[What to work on]: Spot each line that carries the word "Technical"; copy those lines.

++++++

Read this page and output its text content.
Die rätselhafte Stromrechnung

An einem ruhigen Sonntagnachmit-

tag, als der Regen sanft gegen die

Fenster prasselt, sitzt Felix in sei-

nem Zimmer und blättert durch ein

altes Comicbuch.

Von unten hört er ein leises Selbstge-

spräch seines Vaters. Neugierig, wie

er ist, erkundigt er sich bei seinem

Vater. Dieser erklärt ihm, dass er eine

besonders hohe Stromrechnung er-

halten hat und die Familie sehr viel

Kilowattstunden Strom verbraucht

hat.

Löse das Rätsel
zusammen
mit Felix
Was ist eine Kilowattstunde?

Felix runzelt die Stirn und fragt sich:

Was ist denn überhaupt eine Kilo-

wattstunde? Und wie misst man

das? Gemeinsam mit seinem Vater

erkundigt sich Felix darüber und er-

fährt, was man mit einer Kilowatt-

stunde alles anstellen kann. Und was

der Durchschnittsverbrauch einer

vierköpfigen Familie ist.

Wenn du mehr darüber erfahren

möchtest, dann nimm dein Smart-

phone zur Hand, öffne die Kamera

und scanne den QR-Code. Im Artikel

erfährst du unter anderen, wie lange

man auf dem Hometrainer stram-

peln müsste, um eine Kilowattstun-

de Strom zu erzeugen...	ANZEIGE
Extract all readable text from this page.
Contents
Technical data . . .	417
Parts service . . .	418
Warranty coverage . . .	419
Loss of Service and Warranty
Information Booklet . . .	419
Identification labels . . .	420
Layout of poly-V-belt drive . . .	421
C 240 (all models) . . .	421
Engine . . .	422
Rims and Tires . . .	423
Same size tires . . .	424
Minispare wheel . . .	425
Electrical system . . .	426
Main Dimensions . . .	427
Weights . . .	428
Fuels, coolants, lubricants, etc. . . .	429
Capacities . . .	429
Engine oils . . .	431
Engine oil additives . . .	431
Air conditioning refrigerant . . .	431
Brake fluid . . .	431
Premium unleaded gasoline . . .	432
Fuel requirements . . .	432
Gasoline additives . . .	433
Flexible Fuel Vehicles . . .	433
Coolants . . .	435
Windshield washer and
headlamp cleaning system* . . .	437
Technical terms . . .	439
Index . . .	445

++++++

[Complete answer]:
Technical data . . .	417
Technical terms . . .	439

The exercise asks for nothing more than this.